## [The exercise]
Can you pull out each line of the data below that includes the word "flag"?

## [Records supplied]
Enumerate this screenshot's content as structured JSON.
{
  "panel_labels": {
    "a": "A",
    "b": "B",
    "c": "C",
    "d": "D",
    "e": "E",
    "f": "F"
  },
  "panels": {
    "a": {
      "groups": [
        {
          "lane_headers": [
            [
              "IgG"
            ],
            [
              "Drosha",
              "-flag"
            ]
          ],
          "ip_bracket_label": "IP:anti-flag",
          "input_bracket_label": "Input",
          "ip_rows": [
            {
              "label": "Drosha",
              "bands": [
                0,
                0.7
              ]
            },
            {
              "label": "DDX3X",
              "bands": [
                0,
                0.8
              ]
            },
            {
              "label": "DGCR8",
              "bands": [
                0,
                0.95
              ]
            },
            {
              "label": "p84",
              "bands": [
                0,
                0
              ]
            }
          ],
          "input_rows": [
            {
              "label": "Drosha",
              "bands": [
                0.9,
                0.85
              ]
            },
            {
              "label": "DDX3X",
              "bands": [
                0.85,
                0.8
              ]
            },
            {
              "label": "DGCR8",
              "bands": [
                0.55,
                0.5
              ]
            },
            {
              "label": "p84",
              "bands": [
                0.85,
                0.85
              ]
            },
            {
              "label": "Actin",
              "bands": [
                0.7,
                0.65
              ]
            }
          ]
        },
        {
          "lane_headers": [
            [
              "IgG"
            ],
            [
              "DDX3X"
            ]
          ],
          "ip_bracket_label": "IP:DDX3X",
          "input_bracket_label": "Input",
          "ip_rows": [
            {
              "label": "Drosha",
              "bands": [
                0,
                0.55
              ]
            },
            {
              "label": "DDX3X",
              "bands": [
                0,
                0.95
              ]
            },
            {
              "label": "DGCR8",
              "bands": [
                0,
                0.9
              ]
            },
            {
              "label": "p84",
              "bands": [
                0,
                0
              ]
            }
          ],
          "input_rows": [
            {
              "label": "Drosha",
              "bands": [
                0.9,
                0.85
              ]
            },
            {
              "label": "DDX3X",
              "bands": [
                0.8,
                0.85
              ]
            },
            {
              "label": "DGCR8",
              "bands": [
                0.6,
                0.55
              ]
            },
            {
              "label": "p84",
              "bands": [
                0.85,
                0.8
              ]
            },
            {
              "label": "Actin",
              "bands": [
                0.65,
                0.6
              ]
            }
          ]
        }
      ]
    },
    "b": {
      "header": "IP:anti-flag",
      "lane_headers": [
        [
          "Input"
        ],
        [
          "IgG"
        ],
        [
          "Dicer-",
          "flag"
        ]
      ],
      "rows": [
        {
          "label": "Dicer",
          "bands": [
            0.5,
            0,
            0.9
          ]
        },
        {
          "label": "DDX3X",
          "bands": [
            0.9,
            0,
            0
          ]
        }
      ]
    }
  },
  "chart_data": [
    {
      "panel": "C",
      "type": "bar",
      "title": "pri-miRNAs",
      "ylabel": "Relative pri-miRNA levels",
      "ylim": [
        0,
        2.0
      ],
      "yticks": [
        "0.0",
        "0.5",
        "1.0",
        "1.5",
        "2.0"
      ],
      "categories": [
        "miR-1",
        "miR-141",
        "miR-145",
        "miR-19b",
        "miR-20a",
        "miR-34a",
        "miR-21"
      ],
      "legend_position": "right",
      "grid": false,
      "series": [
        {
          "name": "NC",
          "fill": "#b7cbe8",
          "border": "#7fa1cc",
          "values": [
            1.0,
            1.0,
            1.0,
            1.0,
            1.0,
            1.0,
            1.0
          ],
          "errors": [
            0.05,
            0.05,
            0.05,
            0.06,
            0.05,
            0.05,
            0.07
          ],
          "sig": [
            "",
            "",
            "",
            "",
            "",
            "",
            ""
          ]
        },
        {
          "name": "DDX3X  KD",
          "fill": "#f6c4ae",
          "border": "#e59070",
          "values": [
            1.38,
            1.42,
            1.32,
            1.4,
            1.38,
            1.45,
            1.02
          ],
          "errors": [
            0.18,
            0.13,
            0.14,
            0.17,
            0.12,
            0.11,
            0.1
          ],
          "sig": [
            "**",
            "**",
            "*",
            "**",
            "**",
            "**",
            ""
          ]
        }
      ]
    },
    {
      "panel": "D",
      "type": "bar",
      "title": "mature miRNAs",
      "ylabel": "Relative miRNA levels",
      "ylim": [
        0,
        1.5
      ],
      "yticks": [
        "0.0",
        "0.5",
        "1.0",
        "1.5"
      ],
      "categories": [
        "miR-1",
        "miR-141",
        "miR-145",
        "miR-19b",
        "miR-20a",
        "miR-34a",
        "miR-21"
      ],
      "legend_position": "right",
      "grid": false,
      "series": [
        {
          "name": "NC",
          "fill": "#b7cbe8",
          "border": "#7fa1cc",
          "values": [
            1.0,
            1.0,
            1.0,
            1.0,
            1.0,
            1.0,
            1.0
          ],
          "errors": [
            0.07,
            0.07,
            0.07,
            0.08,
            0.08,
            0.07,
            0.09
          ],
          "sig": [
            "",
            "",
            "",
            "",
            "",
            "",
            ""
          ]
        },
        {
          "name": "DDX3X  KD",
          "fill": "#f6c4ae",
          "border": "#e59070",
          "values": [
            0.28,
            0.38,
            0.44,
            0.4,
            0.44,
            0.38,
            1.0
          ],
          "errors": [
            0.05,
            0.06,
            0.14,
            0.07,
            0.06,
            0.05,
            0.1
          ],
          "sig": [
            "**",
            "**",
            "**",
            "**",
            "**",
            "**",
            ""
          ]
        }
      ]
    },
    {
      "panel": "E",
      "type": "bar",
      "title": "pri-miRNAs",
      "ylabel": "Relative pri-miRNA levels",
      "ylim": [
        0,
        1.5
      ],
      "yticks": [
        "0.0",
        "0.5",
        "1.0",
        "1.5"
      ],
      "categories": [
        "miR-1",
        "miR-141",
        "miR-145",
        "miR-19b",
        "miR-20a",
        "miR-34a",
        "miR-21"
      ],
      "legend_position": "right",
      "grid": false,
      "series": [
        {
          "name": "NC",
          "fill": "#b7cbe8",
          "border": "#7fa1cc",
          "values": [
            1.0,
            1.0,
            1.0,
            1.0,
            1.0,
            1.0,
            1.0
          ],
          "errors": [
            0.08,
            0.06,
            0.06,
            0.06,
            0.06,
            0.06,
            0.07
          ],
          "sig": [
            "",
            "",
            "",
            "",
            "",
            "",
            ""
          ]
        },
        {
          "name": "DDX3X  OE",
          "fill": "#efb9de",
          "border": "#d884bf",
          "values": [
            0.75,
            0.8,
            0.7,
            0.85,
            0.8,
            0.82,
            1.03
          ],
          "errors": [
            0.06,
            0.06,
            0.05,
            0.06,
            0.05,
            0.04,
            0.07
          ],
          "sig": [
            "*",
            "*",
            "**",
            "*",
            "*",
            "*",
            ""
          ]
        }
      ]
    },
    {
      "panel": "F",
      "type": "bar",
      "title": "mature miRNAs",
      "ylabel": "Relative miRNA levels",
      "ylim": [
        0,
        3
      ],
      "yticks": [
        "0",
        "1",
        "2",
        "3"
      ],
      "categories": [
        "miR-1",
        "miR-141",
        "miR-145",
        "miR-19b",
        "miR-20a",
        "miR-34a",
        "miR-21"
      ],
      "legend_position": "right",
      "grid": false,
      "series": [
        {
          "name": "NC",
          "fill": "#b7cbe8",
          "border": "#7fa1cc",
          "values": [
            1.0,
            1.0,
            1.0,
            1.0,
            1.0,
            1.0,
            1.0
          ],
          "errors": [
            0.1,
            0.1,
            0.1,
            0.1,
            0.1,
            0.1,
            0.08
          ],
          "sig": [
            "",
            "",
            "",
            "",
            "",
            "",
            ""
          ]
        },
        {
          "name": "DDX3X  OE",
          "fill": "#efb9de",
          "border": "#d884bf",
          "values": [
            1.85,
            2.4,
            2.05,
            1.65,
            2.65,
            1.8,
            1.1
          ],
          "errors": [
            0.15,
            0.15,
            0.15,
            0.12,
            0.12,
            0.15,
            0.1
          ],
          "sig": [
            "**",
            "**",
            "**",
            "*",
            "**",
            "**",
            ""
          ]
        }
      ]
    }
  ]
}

## [Expected output]
              "-flag"
          "ip_bracket_label": "IP:anti-flag",
      "header": "IP:anti-flag",
          "flag"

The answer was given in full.